------ Data provided
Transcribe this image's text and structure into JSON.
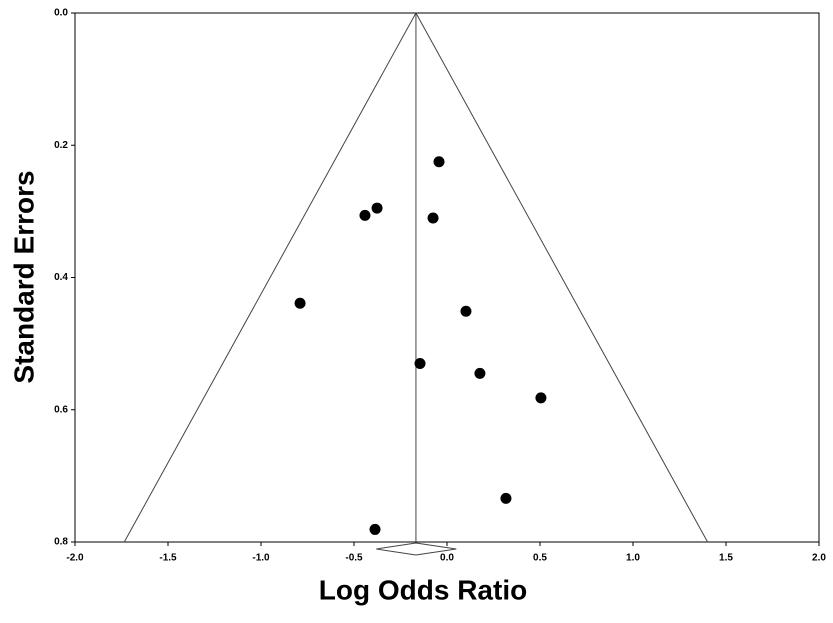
{
  "chart_data": {
    "type": "funnel",
    "x_label": "Log Odds Ratio",
    "y_label": "Standard Errors",
    "x": [
      -0.043,
      -0.376,
      -0.441,
      -0.075,
      -0.79,
      0.102,
      -0.145,
      0.177,
      0.505,
      0.317,
      -0.387
    ],
    "values": [
      0.225,
      0.295,
      0.306,
      0.31,
      0.439,
      0.451,
      0.53,
      0.545,
      0.582,
      0.734,
      0.781
    ],
    "color": "#000000",
    "funnel_center": -0.167,
    "funnel_halfwidth_per_se": 1.96,
    "summary": {
      "estimate": -0.167,
      "ci": [
        -0.38,
        0.05
      ]
    },
    "xlim": [
      -2.0,
      2.0
    ],
    "ylim": [
      0.8,
      0.0
    ],
    "y_inverted": true,
    "xticks": [
      {
        "value": -2,
        "label": "-2.0"
      },
      {
        "value": -1.5,
        "label": "-1.5"
      },
      {
        "value": -1,
        "label": "-1.0"
      },
      {
        "value": -0.5,
        "label": "-0.5"
      },
      {
        "value": 0,
        "label": "0.0"
      },
      {
        "value": 0.5,
        "label": "0.5"
      },
      {
        "value": 1,
        "label": "1.0"
      },
      {
        "value": 1.5,
        "label": "1.5"
      },
      {
        "value": 2,
        "label": "2.0"
      }
    ],
    "yticks": [
      {
        "value": 0,
        "label": "0.0"
      },
      {
        "value": 0.2,
        "label": "0.2"
      },
      {
        "value": 0.4,
        "label": "0.4"
      },
      {
        "value": 0.6,
        "label": "0.6"
      },
      {
        "value": 0.8,
        "label": "0.8"
      }
    ],
    "grid": false
  }
}
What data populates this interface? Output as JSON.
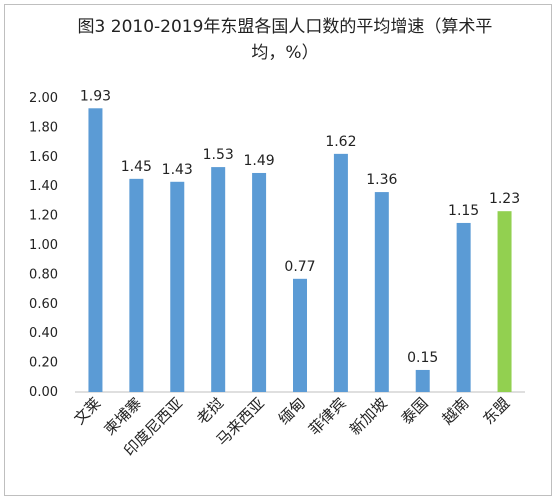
{
  "chart_data": {
    "type": "bar",
    "title": "图3 2010-2019年东盟各国人口数的平均增速（算术平均，%）",
    "categories": [
      "文莱",
      "柬埔寨",
      "印度尼西亚",
      "老挝",
      "马来西亚",
      "缅甸",
      "菲律宾",
      "新加坡",
      "泰国",
      "越南",
      "东盟"
    ],
    "values": [
      1.93,
      1.45,
      1.43,
      1.53,
      1.49,
      0.77,
      1.62,
      1.36,
      0.15,
      1.15,
      1.23
    ],
    "data_labels": [
      "1.93",
      "1.45",
      "1.43",
      "1.53",
      "1.49",
      "0.77",
      "1.62",
      "1.36",
      "0.15",
      "1.15",
      "1.23"
    ],
    "y_ticks": [
      "0.00",
      "0.20",
      "0.40",
      "0.60",
      "0.80",
      "1.00",
      "1.20",
      "1.40",
      "1.60",
      "1.80",
      "2.00"
    ],
    "ylim": [
      0,
      2.0
    ],
    "xlabel": "",
    "ylabel": "",
    "grid": false,
    "legend": "none",
    "colors": {
      "bar": "#5b9bd5",
      "highlight": "#92d050",
      "axis": "#bfbfbf"
    },
    "highlight_category": "东盟"
  }
}
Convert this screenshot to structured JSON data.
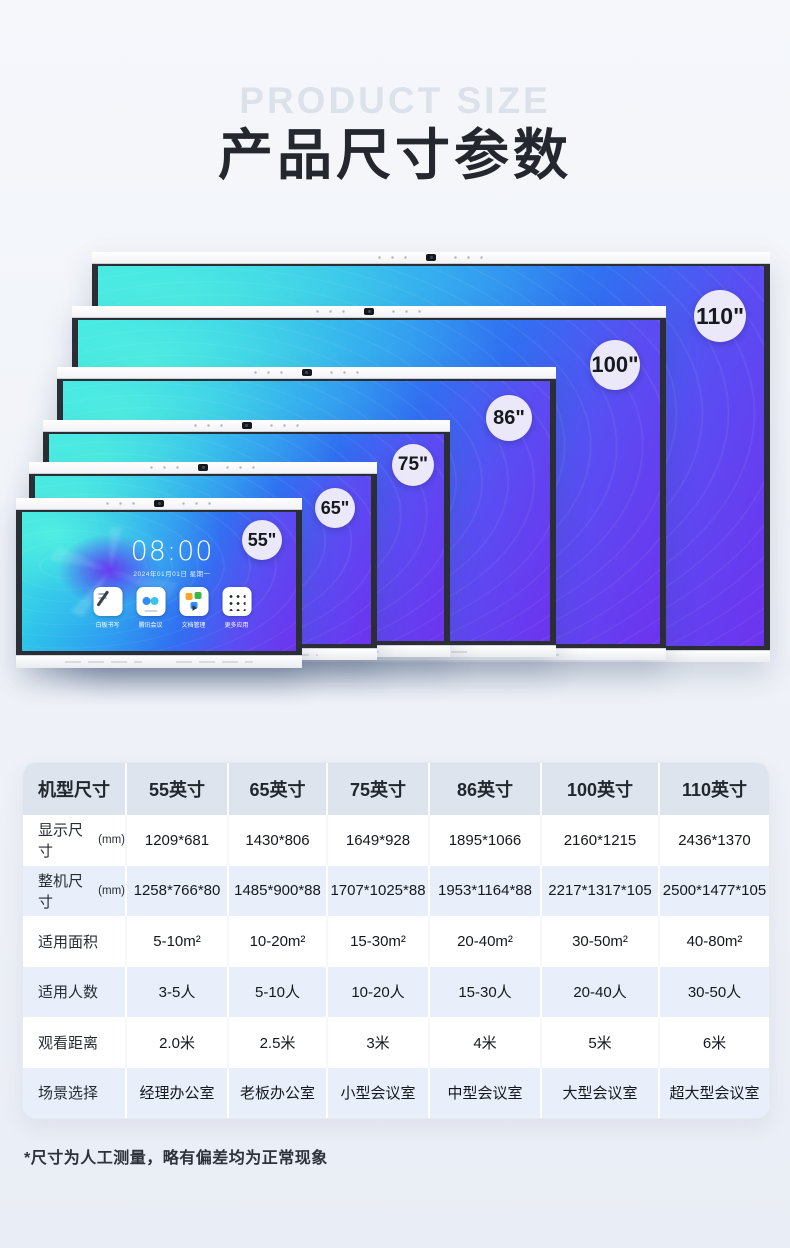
{
  "header": {
    "eyebrow": "PRODUCT SIZE",
    "title": "产品尺寸参数"
  },
  "display_stack": {
    "panels": [
      {
        "size_label": "110\""
      },
      {
        "size_label": "100\""
      },
      {
        "size_label": "86\""
      },
      {
        "size_label": "75\""
      },
      {
        "size_label": "65\""
      },
      {
        "size_label": "55\""
      }
    ]
  },
  "homescreen": {
    "clock": "08:00",
    "date": "2024年01月01日 星期一",
    "apps": [
      {
        "label": "白板书写"
      },
      {
        "label": "腾讯会议"
      },
      {
        "label": "文档管理"
      },
      {
        "label": "更多应用"
      }
    ]
  },
  "table": {
    "col_headers": [
      "机型尺寸",
      "55英寸",
      "65英寸",
      "75英寸",
      "86英寸",
      "100英寸",
      "110英寸"
    ],
    "rows": [
      {
        "label": "显示尺寸",
        "label_suffix": "(mm)",
        "values": [
          "1209*681",
          "1430*806",
          "1649*928",
          "1895*1066",
          "2160*1215",
          "2436*1370"
        ]
      },
      {
        "label": "整机尺寸",
        "label_suffix": "(mm)",
        "values": [
          "1258*766*80",
          "1485*900*88",
          "1707*1025*88",
          "1953*1164*88",
          "2217*1317*105",
          "2500*1477*105"
        ]
      },
      {
        "label": "适用面积",
        "values": [
          "5-10m²",
          "10-20m²",
          "15-30m²",
          "20-40m²",
          "30-50m²",
          "40-80m²"
        ]
      },
      {
        "label": "适用人数",
        "values": [
          "3-5人",
          "5-10人",
          "10-20人",
          "15-30人",
          "20-40人",
          "30-50人"
        ]
      },
      {
        "label": "观看距离",
        "values": [
          "2.0米",
          "2.5米",
          "3米",
          "4米",
          "5米",
          "6米"
        ]
      },
      {
        "label": "场景选择",
        "values": [
          "经理办公室",
          "老板办公室",
          "小型会议室",
          "中型会议室",
          "大型会议室",
          "超大型会议室"
        ]
      }
    ]
  },
  "footnote": "*尺寸为人工测量，略有偏差均为正常现象",
  "colors": {
    "accent_cyan": "#3ce9e0",
    "accent_blue": "#2f9df0",
    "accent_purple": "#6d33ee",
    "badge_bg": "#ebe8f9",
    "header_row_bg": "#dee4ed",
    "tint_row_bg": "#e9effa"
  }
}
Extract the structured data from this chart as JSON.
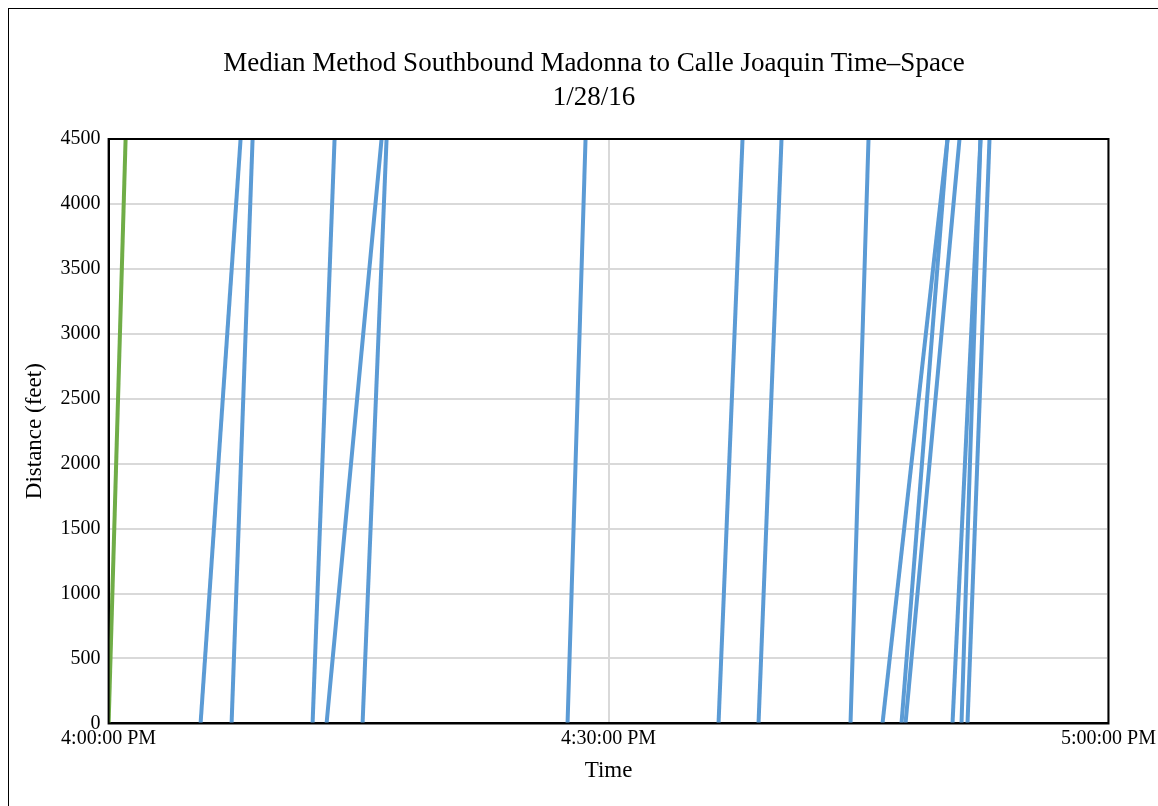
{
  "chart_data": {
    "type": "line",
    "title": "Median Method Southbound Madonna to Calle Joaquin Time–Space",
    "subtitle": "1/28/16",
    "xlabel": "Time",
    "ylabel": "Distance (feet)",
    "xlim": [
      16,
      17
    ],
    "xticks": [
      {
        "value": 16,
        "label": "4:00:00 PM"
      },
      {
        "value": 16.5,
        "label": "4:30:00 PM"
      },
      {
        "value": 17,
        "label": "5:00:00 PM"
      }
    ],
    "ylim": [
      0,
      4500
    ],
    "yticks": [
      0,
      500,
      1000,
      1500,
      2000,
      2500,
      3000,
      3500,
      4000,
      4500
    ],
    "grid": true,
    "marker": "none",
    "line_style": "solid",
    "series": [
      {
        "color": "#70ad47",
        "x": [
          16.0,
          16.017
        ],
        "values": [
          0,
          4500
        ]
      },
      {
        "color": "#5b9bd5",
        "x": [
          16.092,
          16.132
        ],
        "values": [
          0,
          4500
        ]
      },
      {
        "color": "#5b9bd5",
        "x": [
          16.123,
          16.144
        ],
        "values": [
          0,
          4500
        ]
      },
      {
        "color": "#5b9bd5",
        "x": [
          16.204,
          16.226
        ],
        "values": [
          0,
          4500
        ]
      },
      {
        "color": "#5b9bd5",
        "x": [
          16.218,
          16.273
        ],
        "values": [
          0,
          4500
        ]
      },
      {
        "color": "#5b9bd5",
        "x": [
          16.254,
          16.278
        ],
        "values": [
          0,
          4500
        ]
      },
      {
        "color": "#5b9bd5",
        "x": [
          16.459,
          16.477
        ],
        "values": [
          0,
          4500
        ]
      },
      {
        "color": "#5b9bd5",
        "x": [
          16.61,
          16.634
        ],
        "values": [
          0,
          4500
        ]
      },
      {
        "color": "#5b9bd5",
        "x": [
          16.65,
          16.673
        ],
        "values": [
          0,
          4500
        ]
      },
      {
        "color": "#5b9bd5",
        "x": [
          16.742,
          16.76
        ],
        "values": [
          0,
          4500
        ]
      },
      {
        "color": "#5b9bd5",
        "x": [
          16.774,
          16.839
        ],
        "values": [
          0,
          4500
        ]
      },
      {
        "color": "#5b9bd5",
        "x": [
          16.793,
          16.839
        ],
        "values": [
          0,
          4500
        ]
      },
      {
        "color": "#5b9bd5",
        "x": [
          16.797,
          16.851
        ],
        "values": [
          0,
          4500
        ]
      },
      {
        "color": "#5b9bd5",
        "x": [
          16.844,
          16.872
        ],
        "values": [
          0,
          4500
        ]
      },
      {
        "color": "#5b9bd5",
        "x": [
          16.853,
          16.872
        ],
        "values": [
          0,
          4500
        ]
      },
      {
        "color": "#5b9bd5",
        "x": [
          16.859,
          16.881
        ],
        "values": [
          0,
          4500
        ]
      }
    ]
  }
}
------------
- **Task goal**: Gather every line containing the word "Time" and copy it.

- **Solution for this problem**:
    "title": "Median Method Southbound Madonna to Calle Joaquin Time–Space",
    "xlabel": "Time",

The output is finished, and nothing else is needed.